Task input |

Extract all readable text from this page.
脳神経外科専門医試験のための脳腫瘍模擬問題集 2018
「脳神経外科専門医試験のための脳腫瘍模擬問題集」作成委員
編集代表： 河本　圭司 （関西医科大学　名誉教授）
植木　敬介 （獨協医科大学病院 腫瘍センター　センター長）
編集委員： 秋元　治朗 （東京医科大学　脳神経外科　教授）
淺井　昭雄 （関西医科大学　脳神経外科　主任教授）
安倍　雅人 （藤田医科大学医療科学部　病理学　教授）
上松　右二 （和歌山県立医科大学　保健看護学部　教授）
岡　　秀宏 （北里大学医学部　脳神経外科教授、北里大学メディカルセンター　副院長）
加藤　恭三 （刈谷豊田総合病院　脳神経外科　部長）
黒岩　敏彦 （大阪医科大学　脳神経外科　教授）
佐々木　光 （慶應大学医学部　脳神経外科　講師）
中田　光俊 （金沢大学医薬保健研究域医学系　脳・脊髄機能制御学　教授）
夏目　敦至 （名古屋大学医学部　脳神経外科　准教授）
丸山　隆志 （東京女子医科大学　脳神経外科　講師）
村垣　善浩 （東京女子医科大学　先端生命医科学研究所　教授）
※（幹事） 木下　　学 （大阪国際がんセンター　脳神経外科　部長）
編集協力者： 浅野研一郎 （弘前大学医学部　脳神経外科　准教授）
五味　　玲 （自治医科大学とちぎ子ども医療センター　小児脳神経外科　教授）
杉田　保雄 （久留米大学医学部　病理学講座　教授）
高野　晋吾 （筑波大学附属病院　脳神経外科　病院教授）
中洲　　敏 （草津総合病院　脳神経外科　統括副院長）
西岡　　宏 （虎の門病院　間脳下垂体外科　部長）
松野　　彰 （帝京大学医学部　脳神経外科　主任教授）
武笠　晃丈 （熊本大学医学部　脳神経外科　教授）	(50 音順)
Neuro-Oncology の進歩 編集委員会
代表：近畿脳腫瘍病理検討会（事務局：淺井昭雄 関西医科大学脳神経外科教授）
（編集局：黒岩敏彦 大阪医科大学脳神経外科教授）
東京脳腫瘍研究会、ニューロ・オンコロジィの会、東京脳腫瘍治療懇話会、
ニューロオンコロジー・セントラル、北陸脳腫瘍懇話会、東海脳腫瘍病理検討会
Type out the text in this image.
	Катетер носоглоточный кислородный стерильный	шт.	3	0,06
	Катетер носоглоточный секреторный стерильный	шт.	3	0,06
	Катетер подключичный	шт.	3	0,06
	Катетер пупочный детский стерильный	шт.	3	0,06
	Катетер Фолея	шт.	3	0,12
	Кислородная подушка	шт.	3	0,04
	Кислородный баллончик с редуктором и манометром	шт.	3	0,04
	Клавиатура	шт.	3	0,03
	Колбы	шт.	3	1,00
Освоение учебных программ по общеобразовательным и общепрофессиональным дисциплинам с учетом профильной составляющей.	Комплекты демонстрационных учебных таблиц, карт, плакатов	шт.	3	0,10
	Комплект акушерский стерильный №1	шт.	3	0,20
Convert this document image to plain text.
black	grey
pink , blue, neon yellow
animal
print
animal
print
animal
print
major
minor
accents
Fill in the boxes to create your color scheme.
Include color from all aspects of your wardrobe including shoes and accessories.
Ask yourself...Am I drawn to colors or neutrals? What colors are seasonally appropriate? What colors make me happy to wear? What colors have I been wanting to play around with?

Request |
Please quote nothing but the lines from the line with "Convert this document image to plain text." through the end of the data above, exactly as written, ends included.

Task answer |
Convert this document image to plain text.
black	grey
pink , blue, neon yellow
animal
print
animal
print
animal
print
major
minor
accents
Fill in the boxes to create your color scheme.
Include color from all aspects of your wardrobe including shoes and accessories.
Ask yourself...Am I drawn to colors or neutrals? What colors are seasonally appropriate? What colors make me happy to wear? What colors have I been wanting to play around with?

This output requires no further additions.